## [WHAT IS BEING ASKED]
Find each line with "this" and copy it.

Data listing

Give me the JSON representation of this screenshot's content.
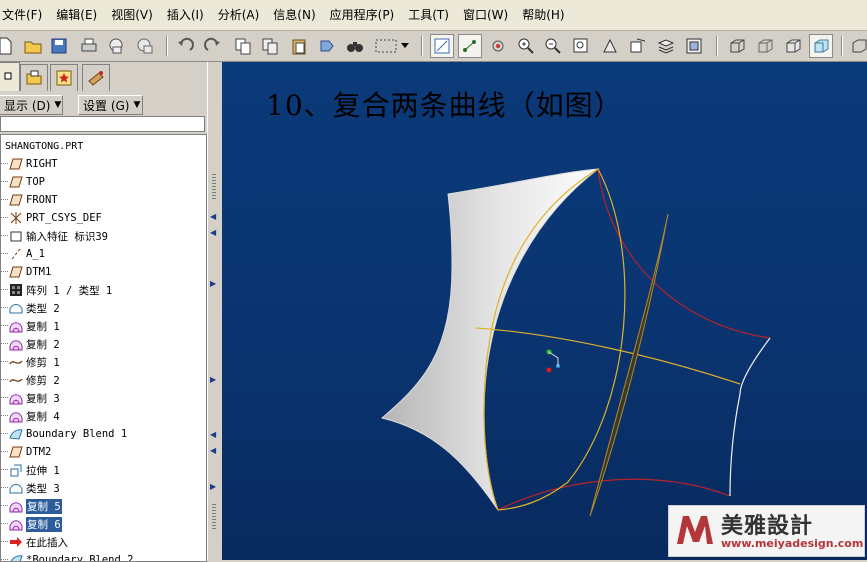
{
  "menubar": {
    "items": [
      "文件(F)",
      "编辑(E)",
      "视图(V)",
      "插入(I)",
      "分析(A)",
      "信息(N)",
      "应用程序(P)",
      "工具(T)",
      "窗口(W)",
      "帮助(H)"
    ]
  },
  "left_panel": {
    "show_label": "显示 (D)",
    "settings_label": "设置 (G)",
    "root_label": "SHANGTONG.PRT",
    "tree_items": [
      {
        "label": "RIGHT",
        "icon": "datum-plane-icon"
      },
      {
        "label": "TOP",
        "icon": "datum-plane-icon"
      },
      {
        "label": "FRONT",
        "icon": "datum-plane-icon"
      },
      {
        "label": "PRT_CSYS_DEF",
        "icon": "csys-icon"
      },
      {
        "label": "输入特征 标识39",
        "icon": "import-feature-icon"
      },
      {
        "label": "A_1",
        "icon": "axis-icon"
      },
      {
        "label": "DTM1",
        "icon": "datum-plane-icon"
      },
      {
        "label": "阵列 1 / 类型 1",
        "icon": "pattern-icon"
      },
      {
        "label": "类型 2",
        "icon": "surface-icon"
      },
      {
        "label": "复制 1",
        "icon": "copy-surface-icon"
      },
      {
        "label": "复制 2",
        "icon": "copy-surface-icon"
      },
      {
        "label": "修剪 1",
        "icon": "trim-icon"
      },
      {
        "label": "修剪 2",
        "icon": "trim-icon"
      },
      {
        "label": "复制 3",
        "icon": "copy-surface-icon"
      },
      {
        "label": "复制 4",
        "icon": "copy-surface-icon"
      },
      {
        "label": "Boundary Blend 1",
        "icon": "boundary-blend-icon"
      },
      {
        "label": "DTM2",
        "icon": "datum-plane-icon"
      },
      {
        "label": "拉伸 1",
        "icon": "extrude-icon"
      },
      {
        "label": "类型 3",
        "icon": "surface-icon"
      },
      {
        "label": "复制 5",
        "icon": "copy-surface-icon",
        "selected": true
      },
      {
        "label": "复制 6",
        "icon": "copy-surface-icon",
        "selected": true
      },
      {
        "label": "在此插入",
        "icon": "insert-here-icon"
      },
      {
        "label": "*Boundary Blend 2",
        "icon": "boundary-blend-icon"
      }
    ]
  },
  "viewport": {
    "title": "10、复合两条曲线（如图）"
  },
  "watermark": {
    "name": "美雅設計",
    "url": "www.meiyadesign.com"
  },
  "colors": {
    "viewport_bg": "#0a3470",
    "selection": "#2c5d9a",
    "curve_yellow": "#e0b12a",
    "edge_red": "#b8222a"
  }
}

...

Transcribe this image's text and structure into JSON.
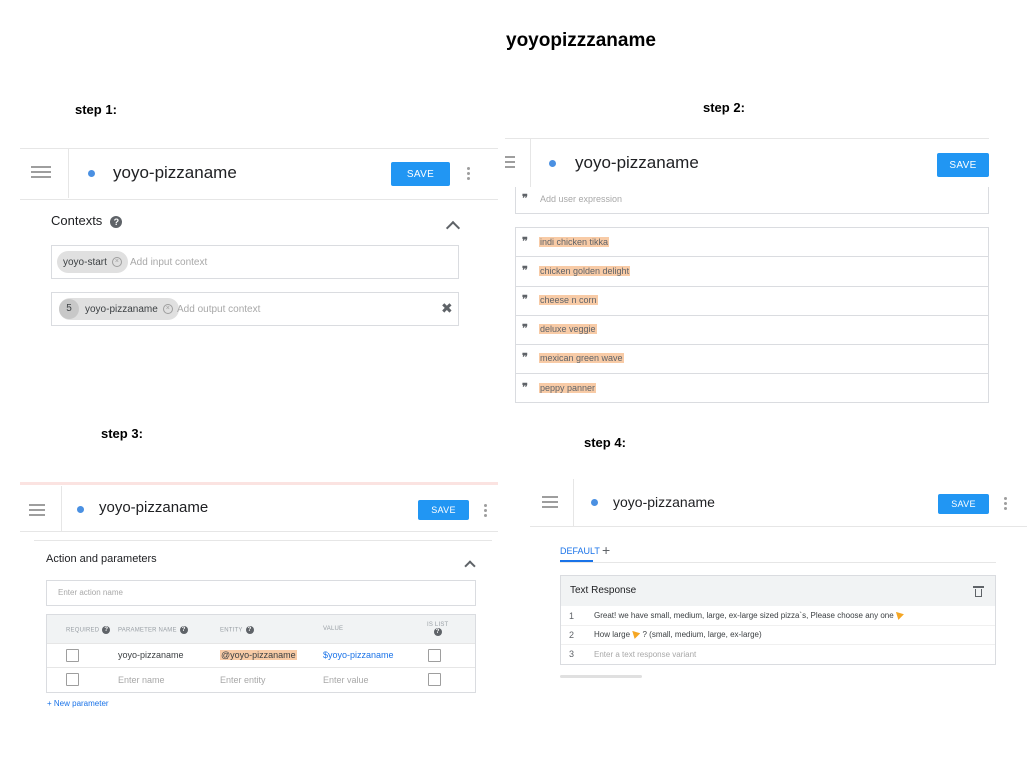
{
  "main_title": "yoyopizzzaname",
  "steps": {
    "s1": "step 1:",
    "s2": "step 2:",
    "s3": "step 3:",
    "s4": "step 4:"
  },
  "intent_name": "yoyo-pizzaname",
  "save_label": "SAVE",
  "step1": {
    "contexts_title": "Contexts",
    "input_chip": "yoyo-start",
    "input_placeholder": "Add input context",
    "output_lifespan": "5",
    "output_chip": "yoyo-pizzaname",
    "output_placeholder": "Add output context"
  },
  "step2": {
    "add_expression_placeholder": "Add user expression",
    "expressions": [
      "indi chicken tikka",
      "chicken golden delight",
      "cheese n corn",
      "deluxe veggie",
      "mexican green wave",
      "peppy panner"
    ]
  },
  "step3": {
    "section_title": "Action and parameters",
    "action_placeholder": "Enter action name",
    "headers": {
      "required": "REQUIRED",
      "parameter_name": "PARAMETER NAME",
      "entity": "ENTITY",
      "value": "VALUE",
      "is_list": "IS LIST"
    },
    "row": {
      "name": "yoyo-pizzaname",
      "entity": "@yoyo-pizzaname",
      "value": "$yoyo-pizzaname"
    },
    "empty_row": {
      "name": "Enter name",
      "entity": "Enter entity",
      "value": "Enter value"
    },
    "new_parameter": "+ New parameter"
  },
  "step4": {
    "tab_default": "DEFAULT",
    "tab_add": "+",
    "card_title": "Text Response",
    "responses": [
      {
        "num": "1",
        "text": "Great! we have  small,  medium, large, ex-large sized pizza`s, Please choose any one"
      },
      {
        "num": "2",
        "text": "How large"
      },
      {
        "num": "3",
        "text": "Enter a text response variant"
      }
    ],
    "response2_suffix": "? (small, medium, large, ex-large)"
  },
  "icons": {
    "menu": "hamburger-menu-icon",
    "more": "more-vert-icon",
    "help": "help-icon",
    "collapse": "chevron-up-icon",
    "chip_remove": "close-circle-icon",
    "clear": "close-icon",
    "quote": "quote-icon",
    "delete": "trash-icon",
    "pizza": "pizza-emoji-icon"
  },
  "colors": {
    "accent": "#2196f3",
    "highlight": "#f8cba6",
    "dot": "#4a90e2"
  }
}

## [EXERCISE OUTPUT]
Give me the JSON representation of this screenshot's content.
Transcribe this image's text and structure into JSON.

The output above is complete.